In your copy, repeat the records exactly and leave out the pictures.
+ + + + +
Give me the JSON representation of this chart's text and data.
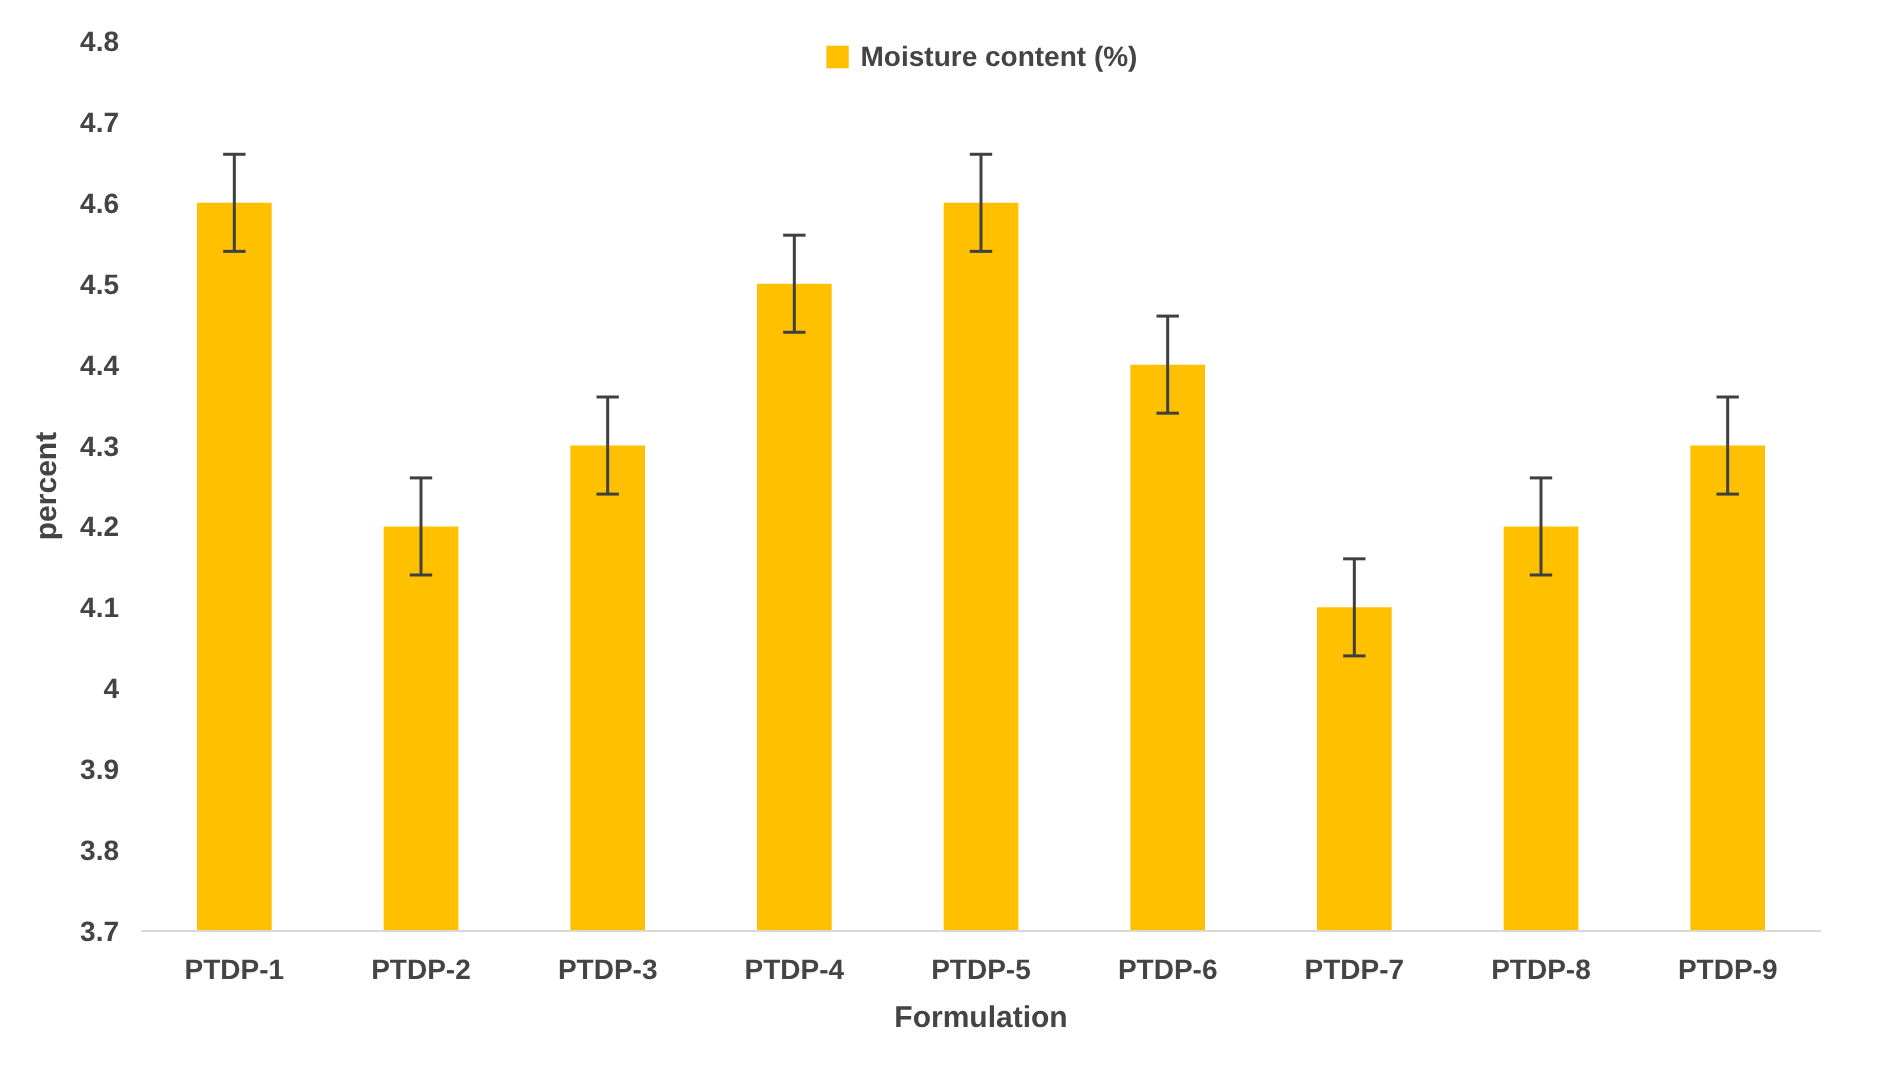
{
  "chart_data": {
    "type": "bar",
    "xlabel": "Formulation",
    "ylabel": "percent",
    "categories": [
      "PTDP-1",
      "PTDP-2",
      "PTDP-3",
      "PTDP-4",
      "PTDP-5",
      "PTDP-6",
      "PTDP-7",
      "PTDP-8",
      "PTDP-9"
    ],
    "series": [
      {
        "name": "Moisture content (%)",
        "color": "#ffc000",
        "values": [
          4.6,
          4.2,
          4.3,
          4.5,
          4.6,
          4.4,
          4.1,
          4.2,
          4.3
        ],
        "errors": [
          0.06,
          0.06,
          0.06,
          0.06,
          0.06,
          0.06,
          0.06,
          0.06,
          0.06
        ]
      }
    ],
    "ylim": [
      3.7,
      4.8
    ],
    "yticks": [
      3.7,
      3.8,
      3.9,
      4,
      4.1,
      4.2,
      4.3,
      4.4,
      4.5,
      4.6,
      4.7,
      4.8
    ],
    "grid": false,
    "legend": "top"
  }
}
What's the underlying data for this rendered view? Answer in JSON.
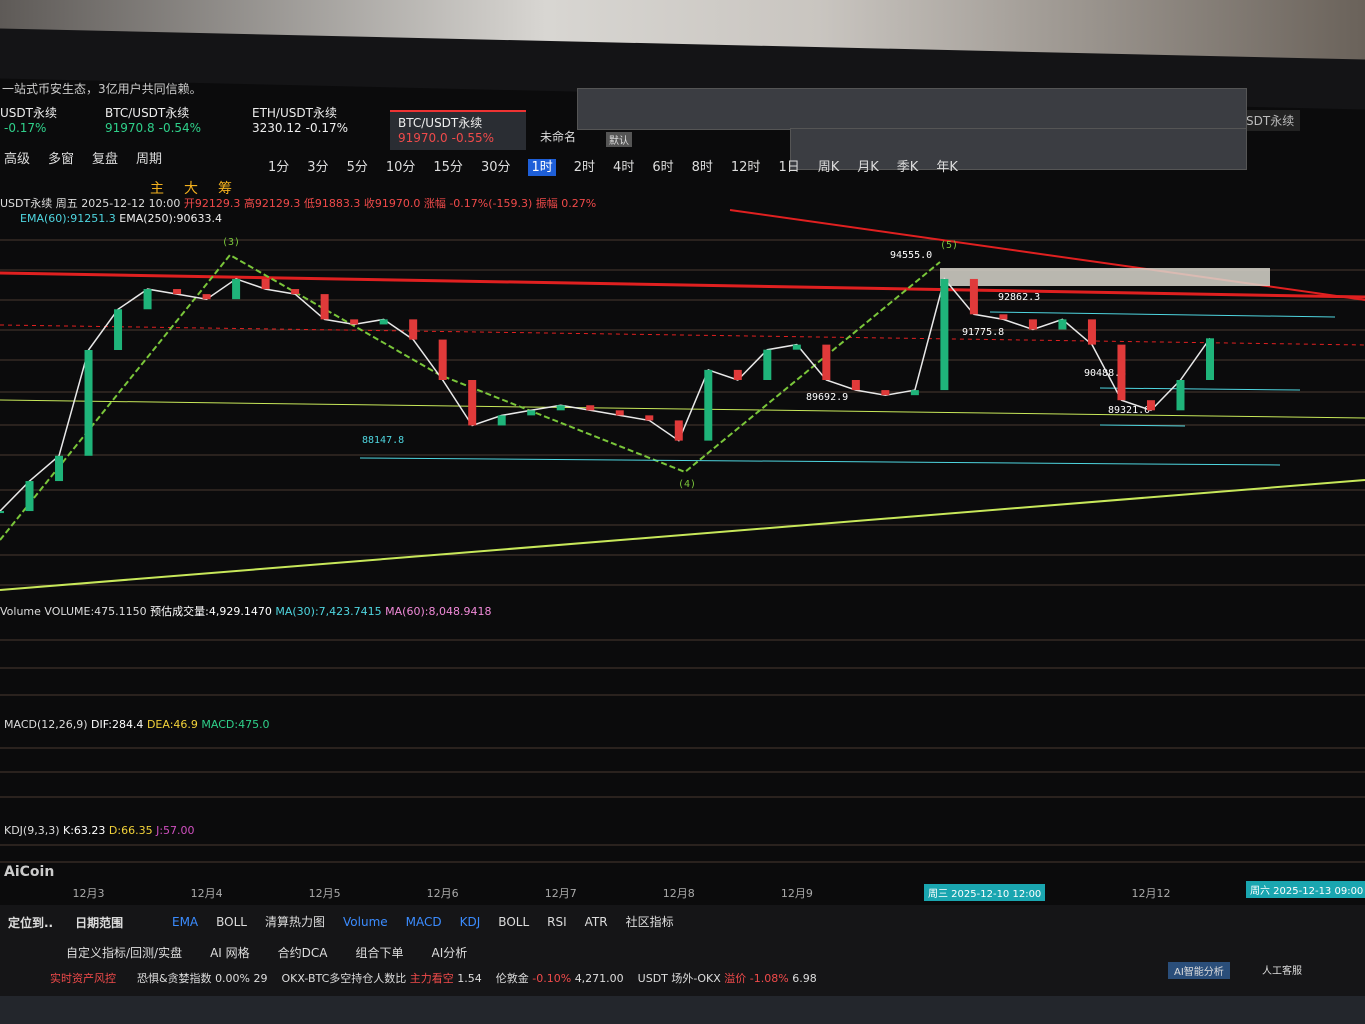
+ + + + +
◆ Full output
Give me the JSON representation of this chart's text and data.
{
  "chart_data": {
    "type": "bar",
    "xlabel": "Formulation",
    "ylabel": "percent",
    "categories": [
      "PTDP-1",
      "PTDP-2",
      "PTDP-3",
      "PTDP-4",
      "PTDP-5",
      "PTDP-6",
      "PTDP-7",
      "PTDP-8",
      "PTDP-9"
    ],
    "series": [
      {
        "name": "Moisture content (%)",
        "color": "#ffc000",
        "values": [
          4.6,
          4.2,
          4.3,
          4.5,
          4.6,
          4.4,
          4.1,
          4.2,
          4.3
        ],
        "errors": [
          0.06,
          0.06,
          0.06,
          0.06,
          0.06,
          0.06,
          0.06,
          0.06,
          0.06
        ]
      }
    ],
    "ylim": [
      3.7,
      4.8
    ],
    "yticks": [
      3.7,
      3.8,
      3.9,
      4,
      4.1,
      4.2,
      4.3,
      4.4,
      4.5,
      4.6,
      4.7,
      4.8
    ],
    "grid": false,
    "legend": "top"
  }
}
What's the underlying data for this rendered view? Answer in JSON.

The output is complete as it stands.